## [Written request]
Return every line of the records that contains the string "credit", matching case exactly.

## [Given records]
:::

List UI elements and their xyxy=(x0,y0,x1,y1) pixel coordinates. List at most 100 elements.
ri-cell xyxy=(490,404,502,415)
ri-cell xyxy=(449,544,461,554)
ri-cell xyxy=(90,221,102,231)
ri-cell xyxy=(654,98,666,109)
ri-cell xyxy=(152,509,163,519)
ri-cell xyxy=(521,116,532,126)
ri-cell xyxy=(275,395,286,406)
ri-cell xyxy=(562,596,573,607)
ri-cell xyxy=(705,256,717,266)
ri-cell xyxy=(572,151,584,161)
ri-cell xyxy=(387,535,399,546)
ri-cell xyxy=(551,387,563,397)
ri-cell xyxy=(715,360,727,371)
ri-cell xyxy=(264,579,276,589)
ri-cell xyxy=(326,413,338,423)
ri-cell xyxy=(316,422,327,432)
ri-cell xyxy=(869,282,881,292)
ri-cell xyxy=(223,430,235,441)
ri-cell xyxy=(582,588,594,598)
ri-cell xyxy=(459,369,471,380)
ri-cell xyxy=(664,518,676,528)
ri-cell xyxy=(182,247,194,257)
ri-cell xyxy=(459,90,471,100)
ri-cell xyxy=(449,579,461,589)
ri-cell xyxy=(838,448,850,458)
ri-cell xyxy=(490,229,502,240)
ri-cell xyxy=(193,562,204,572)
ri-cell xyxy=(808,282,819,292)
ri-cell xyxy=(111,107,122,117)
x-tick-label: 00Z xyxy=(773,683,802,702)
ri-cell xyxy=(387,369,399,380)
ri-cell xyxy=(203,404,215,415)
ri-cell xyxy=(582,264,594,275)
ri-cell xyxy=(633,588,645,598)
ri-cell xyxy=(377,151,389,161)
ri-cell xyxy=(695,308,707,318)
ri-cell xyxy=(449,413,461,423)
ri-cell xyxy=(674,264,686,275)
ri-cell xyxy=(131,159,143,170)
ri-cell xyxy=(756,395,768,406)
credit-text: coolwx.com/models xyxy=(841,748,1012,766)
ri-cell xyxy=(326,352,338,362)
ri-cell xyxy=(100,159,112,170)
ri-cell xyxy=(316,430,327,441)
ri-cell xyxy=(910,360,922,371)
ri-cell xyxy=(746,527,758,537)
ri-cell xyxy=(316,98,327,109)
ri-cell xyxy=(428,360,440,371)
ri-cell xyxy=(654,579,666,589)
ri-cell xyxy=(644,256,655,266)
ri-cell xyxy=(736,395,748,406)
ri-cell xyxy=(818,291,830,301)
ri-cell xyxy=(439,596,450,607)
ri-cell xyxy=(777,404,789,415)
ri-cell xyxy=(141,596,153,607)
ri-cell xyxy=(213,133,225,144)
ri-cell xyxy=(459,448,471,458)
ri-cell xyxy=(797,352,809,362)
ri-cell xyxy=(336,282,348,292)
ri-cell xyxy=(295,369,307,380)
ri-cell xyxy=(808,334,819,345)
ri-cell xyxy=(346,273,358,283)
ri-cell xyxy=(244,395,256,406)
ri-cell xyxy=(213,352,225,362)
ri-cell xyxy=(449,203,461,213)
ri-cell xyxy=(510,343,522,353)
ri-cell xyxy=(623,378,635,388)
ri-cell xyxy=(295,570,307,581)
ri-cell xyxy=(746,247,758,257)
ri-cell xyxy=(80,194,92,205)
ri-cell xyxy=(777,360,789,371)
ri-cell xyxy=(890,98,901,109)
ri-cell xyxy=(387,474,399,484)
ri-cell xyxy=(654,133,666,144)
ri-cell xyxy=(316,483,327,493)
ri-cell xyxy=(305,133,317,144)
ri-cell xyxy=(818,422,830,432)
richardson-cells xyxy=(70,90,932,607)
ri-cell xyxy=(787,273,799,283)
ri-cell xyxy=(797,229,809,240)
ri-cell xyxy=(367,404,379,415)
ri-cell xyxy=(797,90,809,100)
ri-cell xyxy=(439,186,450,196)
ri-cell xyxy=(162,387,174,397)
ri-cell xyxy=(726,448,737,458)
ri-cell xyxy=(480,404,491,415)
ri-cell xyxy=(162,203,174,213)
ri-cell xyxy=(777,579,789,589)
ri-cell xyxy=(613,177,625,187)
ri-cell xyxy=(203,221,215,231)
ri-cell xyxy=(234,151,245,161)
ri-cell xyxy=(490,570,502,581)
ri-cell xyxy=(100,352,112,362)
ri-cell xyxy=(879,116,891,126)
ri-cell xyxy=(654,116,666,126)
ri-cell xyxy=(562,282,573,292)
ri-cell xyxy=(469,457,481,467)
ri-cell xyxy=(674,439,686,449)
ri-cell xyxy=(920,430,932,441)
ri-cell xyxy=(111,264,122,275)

:::

## [Completed task]
credit-text: coolwx.com/models xyxy=(841,748,1012,766)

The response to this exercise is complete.